• **INSTRUCTIONS FOR THE TASK**
Copy the entries from the beginning through the line containing "- output-line: Loaded: loaded", swapping every "interactable" for "clickable" and changing nothing else.

___ DATA SHOWN

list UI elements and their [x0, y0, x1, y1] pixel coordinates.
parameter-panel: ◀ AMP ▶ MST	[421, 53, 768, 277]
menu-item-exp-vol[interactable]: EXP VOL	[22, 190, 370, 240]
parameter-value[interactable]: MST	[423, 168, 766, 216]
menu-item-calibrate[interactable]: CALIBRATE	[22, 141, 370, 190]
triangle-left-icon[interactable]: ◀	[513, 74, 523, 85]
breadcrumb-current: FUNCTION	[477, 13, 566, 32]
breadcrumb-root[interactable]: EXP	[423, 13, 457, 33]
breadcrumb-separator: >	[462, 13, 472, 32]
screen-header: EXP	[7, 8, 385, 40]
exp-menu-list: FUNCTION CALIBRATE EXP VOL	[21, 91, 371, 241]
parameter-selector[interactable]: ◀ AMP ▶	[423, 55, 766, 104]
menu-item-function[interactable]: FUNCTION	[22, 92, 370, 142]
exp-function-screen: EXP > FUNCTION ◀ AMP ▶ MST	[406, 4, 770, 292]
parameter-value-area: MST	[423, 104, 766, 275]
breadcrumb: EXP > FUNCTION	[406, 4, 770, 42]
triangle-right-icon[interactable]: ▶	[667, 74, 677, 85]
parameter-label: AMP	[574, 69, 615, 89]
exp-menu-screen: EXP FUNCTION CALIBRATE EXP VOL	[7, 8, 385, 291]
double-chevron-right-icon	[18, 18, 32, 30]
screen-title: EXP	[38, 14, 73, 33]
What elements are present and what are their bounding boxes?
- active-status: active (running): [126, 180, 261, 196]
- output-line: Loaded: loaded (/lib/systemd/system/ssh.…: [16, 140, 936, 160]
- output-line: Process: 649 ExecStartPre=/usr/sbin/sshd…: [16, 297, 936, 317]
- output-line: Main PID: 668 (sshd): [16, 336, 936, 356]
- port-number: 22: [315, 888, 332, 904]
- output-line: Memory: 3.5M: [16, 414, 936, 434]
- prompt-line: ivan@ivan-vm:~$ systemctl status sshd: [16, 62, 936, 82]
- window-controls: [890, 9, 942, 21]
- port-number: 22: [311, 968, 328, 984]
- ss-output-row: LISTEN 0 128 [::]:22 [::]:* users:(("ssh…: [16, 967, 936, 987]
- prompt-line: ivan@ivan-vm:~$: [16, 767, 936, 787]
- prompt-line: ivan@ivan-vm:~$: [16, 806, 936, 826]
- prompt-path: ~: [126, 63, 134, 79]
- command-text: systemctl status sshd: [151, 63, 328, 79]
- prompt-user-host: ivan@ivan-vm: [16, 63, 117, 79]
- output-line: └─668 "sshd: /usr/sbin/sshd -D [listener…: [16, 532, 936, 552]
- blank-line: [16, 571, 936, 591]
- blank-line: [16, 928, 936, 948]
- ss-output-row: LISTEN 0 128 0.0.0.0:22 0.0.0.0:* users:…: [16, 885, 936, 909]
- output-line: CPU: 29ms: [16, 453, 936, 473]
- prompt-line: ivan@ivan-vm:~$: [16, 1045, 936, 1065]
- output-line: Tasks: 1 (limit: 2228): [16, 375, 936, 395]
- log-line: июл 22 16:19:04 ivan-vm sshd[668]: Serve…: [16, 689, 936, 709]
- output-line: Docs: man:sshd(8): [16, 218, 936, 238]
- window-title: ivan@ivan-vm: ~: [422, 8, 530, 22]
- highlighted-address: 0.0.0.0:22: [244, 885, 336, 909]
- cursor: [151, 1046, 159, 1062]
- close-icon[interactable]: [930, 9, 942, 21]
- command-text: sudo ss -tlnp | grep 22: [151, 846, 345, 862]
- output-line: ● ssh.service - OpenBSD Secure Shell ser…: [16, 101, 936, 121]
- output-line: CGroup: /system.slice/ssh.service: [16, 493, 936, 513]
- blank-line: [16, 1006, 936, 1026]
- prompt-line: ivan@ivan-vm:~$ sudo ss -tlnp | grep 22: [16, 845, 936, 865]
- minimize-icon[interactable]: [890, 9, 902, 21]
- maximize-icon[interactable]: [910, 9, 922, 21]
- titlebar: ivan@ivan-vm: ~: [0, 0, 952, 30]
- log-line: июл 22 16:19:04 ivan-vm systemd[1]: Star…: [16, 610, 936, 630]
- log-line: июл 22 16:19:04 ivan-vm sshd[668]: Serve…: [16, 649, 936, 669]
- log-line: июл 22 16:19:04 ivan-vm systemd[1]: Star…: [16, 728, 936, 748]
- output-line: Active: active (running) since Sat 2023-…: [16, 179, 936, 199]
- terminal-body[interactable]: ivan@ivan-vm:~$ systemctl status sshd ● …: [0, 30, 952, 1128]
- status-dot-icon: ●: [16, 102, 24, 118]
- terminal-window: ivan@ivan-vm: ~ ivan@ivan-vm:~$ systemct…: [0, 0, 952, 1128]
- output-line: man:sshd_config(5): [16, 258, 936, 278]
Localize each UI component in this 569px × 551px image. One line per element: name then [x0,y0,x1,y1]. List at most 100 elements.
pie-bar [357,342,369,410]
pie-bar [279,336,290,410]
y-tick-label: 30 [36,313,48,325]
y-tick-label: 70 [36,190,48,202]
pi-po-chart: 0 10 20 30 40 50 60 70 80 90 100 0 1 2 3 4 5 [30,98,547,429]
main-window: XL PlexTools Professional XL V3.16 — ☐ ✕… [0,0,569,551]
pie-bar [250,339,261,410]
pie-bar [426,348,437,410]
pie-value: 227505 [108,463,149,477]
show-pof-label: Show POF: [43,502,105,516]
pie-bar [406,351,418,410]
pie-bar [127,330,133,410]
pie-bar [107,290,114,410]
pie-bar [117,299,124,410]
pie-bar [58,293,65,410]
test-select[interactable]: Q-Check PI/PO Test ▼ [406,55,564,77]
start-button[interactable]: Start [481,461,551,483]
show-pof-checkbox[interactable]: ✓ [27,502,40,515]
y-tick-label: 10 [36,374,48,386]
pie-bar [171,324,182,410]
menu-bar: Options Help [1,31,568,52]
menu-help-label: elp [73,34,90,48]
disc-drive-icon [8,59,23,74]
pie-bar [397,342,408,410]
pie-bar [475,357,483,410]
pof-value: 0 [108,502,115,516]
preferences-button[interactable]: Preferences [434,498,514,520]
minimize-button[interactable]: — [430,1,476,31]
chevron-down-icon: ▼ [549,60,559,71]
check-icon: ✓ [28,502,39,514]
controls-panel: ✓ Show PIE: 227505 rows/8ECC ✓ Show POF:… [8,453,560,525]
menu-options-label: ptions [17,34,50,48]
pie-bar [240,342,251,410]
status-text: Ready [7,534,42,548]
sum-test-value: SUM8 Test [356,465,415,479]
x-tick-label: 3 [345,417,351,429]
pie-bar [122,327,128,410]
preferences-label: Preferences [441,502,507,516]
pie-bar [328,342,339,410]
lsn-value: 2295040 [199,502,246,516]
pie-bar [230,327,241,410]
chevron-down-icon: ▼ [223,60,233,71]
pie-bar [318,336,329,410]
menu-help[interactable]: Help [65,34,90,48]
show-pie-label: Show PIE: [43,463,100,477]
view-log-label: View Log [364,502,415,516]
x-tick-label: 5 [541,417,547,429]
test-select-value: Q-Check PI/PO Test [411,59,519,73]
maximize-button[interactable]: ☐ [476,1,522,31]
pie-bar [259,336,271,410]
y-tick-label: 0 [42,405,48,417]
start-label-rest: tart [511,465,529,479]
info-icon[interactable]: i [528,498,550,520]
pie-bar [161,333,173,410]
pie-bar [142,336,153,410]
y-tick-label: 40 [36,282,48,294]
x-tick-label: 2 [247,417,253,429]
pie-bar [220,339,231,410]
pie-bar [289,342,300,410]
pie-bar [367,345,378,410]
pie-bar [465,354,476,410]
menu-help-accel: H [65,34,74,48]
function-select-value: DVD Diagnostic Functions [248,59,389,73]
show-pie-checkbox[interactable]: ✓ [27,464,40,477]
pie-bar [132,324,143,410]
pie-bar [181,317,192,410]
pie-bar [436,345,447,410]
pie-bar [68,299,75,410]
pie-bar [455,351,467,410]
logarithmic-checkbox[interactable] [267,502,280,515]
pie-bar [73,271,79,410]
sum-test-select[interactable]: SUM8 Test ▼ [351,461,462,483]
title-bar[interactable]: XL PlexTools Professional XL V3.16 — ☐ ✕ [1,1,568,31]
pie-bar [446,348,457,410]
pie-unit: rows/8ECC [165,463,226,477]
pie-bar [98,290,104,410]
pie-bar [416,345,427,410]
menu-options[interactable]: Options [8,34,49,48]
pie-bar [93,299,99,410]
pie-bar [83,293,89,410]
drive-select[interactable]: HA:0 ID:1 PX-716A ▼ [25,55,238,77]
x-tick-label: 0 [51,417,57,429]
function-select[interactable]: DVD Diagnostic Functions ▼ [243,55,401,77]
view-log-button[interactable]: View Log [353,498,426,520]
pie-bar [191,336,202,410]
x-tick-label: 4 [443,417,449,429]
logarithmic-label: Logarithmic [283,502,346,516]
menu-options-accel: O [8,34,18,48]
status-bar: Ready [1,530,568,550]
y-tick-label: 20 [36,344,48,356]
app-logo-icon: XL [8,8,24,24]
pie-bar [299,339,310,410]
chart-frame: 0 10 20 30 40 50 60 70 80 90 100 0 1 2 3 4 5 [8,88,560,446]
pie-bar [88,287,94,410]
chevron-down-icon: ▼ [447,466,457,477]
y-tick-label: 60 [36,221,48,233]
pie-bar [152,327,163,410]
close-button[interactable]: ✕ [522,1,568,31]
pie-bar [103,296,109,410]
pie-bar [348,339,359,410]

______

• **REPLY**
list UI elements and their [x0, y0, x1, y1] pixel coordinates.
parameter-panel: ◀ AMP ▶ MST	[421, 53, 768, 277]
menu-item-exp-vol[clickable]: EXP VOL	[22, 190, 370, 240]
parameter-value[clickable]: MST	[423, 168, 766, 216]
menu-item-calibrate[clickable]: CALIBRATE	[22, 141, 370, 190]
triangle-left-icon[clickable]: ◀	[513, 74, 523, 85]
breadcrumb-current: FUNCTION	[477, 13, 566, 32]
breadcrumb-root[clickable]: EXP	[423, 13, 457, 33]
breadcrumb-separator: >	[462, 13, 472, 32]
screen-header: EXP	[7, 8, 385, 40]
exp-menu-list: FUNCTION CALIBRATE EXP VOL	[21, 91, 371, 241]
parameter-selector[clickable]: ◀ AMP ▶	[423, 55, 766, 104]
menu-item-function[clickable]: FUNCTION	[22, 92, 370, 142]
exp-function-screen: EXP > FUNCTION ◀ AMP ▶ MST	[406, 4, 770, 292]
parameter-value-area: MST	[423, 104, 766, 275]
breadcrumb: EXP > FUNCTION	[406, 4, 770, 42]
triangle-right-icon[clickable]: ▶	[667, 74, 677, 85]
parameter-label: AMP	[574, 69, 615, 89]
exp-menu-screen: EXP FUNCTION CALIBRATE EXP VOL	[7, 8, 385, 291]
double-chevron-right-icon	[18, 18, 32, 30]
screen-title: EXP	[38, 14, 73, 33]
What elements are present and what are their bounding boxes?
- active-status: active (running): [126, 180, 261, 196]
- output-line: Loaded: loaded (/lib/systemd/system/ssh.…: [16, 140, 936, 160]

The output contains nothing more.